List all the lines in these records that hold "child".

═════ Data supplied

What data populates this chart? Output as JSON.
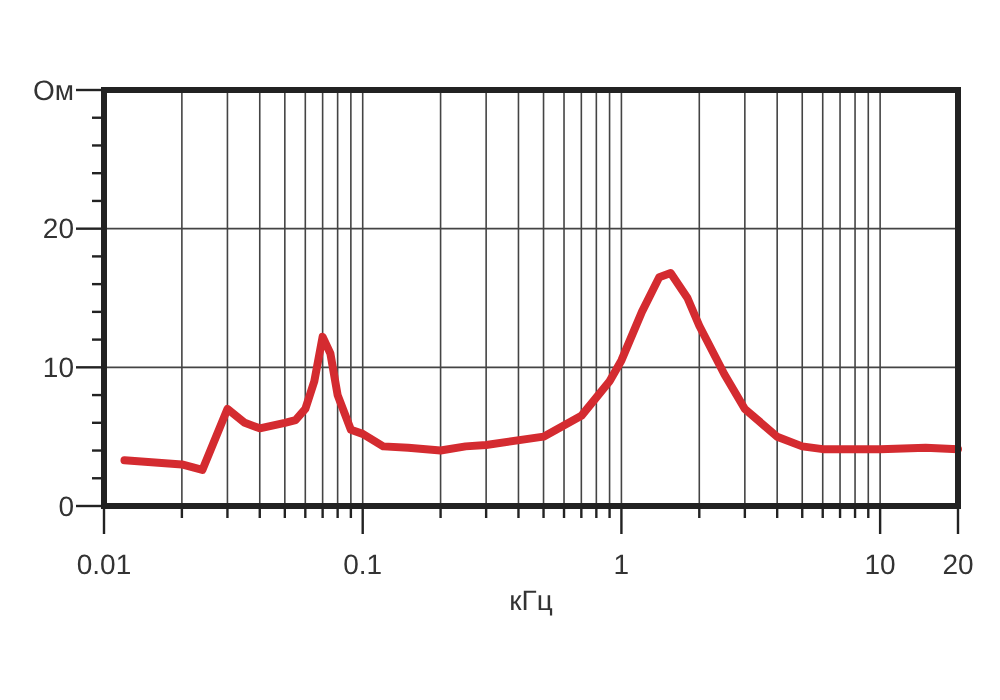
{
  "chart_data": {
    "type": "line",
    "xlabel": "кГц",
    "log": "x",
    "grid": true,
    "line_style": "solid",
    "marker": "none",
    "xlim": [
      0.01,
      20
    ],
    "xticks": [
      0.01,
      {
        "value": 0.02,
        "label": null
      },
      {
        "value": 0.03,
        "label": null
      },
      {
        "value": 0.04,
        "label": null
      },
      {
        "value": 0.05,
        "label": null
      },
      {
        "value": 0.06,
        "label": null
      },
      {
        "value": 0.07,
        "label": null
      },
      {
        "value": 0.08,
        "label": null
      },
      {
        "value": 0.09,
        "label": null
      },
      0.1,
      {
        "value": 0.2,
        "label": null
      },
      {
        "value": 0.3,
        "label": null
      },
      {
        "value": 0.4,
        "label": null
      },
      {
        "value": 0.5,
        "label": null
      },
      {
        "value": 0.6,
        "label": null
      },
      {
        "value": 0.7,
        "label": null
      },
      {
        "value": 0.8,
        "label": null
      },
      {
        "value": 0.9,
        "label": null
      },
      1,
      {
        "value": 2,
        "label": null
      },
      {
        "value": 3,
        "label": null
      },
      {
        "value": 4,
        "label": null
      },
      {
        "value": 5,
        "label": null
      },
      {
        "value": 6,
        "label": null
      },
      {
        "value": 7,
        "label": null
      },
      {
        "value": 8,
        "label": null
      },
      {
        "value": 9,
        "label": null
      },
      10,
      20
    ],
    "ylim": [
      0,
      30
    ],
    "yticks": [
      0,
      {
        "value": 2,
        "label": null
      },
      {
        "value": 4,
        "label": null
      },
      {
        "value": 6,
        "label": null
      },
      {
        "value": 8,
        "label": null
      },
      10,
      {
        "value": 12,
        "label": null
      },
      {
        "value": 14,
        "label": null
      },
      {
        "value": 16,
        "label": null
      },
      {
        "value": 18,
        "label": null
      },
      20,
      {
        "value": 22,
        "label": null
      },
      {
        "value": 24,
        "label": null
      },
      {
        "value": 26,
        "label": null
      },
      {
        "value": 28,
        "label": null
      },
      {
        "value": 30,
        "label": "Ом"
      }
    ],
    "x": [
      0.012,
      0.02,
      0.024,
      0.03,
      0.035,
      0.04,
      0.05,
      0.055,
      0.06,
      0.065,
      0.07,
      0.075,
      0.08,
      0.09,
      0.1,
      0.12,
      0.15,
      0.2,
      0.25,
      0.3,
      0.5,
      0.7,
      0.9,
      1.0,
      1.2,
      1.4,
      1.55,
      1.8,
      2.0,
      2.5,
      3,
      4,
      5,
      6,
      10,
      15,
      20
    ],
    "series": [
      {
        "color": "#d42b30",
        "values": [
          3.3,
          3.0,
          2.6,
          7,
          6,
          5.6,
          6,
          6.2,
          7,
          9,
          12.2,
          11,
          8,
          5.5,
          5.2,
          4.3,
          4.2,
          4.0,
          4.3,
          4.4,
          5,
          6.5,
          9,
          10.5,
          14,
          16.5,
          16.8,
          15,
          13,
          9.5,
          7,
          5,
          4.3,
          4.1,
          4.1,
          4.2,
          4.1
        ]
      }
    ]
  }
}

══════════
═════ Data supplied

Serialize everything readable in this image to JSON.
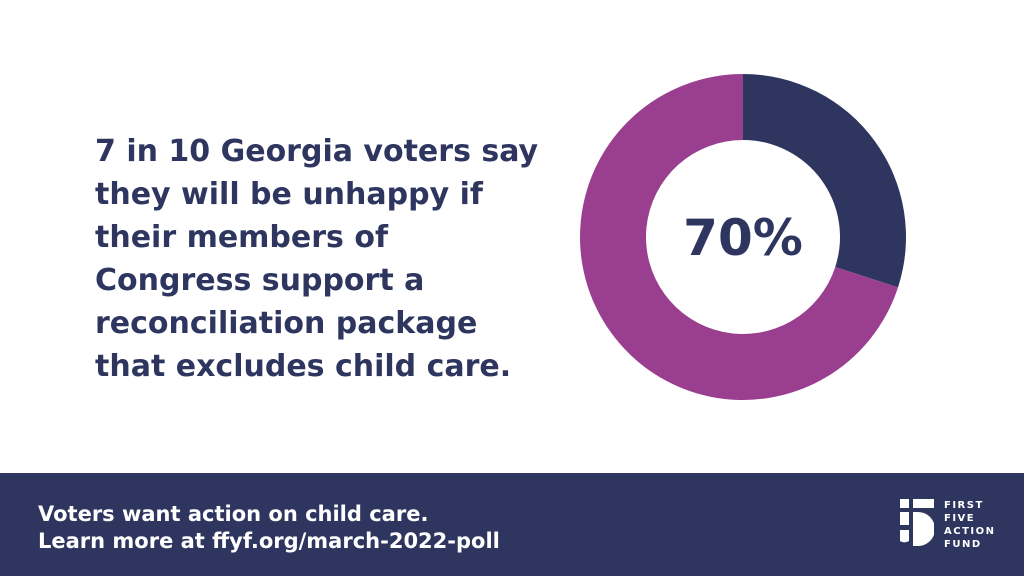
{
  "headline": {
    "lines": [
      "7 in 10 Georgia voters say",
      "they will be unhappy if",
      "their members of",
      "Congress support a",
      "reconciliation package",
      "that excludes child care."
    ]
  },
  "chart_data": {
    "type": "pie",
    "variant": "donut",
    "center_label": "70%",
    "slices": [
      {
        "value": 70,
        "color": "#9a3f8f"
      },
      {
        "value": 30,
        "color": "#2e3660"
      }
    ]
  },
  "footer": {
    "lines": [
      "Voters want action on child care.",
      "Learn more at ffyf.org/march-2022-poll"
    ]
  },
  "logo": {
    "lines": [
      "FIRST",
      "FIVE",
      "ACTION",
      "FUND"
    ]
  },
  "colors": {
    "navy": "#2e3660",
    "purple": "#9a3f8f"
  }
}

══════════
═════ Data supplied

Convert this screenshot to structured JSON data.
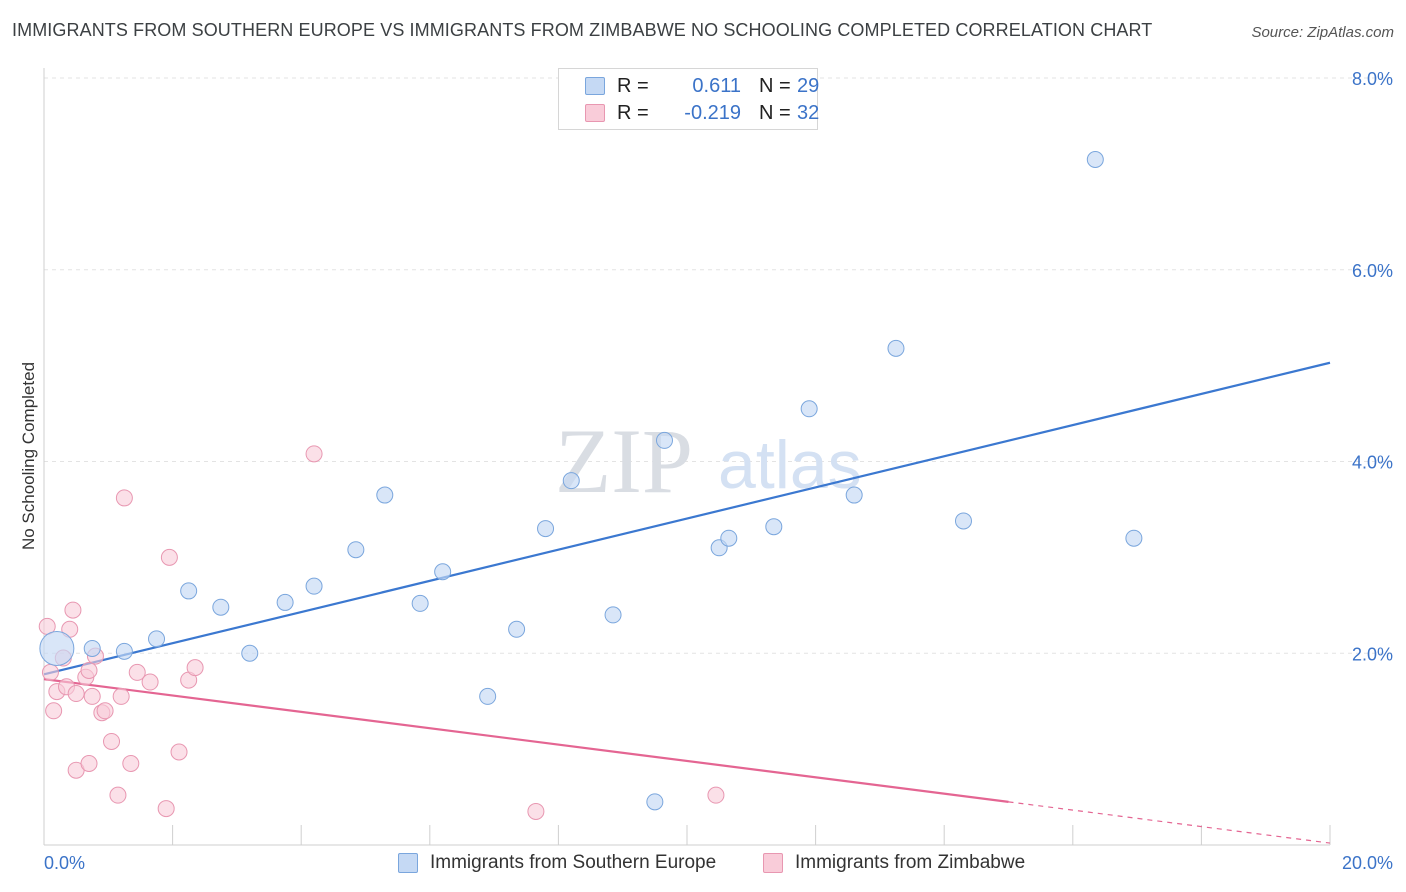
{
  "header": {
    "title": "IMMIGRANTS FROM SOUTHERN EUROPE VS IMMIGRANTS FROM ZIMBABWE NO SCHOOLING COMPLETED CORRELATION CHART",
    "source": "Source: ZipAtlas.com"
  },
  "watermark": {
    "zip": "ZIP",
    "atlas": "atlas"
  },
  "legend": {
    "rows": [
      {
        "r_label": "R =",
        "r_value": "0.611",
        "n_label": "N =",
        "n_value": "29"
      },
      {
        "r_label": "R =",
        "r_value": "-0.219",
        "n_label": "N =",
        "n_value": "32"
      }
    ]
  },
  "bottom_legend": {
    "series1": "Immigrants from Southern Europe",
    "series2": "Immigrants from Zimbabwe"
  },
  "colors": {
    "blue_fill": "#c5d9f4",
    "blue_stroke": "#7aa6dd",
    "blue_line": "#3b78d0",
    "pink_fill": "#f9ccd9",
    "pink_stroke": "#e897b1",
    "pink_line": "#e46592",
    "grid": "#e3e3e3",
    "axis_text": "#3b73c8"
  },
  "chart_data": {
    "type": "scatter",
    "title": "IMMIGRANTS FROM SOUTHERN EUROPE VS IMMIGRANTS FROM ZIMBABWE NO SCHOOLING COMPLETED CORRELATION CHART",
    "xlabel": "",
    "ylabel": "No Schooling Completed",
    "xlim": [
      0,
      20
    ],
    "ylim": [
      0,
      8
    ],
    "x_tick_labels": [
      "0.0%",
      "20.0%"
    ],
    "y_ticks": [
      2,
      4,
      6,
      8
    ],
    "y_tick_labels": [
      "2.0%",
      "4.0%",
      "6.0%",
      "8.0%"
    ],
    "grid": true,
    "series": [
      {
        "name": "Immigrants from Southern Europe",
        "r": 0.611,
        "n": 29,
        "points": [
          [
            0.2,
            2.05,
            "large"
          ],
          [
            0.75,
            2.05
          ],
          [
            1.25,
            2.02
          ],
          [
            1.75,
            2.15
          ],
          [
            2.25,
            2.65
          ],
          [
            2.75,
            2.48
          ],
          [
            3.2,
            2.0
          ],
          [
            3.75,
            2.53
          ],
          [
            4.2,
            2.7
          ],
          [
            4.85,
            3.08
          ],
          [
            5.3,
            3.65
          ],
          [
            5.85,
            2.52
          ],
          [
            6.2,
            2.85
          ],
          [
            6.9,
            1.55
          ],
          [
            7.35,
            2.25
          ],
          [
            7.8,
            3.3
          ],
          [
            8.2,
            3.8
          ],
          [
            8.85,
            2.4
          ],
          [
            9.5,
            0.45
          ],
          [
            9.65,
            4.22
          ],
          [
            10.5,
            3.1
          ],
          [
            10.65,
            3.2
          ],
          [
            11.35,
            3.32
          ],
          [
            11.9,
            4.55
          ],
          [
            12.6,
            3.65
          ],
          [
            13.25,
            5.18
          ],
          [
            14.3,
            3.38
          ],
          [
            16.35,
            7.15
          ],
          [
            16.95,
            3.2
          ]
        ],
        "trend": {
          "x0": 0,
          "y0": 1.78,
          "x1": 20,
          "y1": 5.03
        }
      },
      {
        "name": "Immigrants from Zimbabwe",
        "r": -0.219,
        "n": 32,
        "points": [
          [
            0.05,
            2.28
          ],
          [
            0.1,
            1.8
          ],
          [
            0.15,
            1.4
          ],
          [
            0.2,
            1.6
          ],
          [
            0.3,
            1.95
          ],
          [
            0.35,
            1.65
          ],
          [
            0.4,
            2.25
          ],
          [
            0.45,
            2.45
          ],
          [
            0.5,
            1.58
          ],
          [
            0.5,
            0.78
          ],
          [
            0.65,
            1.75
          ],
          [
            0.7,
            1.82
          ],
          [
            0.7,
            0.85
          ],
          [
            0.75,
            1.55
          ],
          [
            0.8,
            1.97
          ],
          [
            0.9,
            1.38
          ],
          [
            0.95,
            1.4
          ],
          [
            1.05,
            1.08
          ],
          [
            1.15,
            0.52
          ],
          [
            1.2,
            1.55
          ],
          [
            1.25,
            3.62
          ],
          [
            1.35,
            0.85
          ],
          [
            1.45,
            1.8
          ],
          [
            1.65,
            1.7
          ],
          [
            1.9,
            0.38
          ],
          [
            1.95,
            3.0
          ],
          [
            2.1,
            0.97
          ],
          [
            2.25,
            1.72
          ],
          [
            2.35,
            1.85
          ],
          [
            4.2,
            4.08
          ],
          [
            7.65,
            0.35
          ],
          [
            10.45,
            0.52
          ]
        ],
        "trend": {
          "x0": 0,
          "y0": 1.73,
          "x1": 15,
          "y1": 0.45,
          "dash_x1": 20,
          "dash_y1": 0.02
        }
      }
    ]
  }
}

══════════

▶ **Task answer**
      "that excludes child care."
      "Voters want action on child care.",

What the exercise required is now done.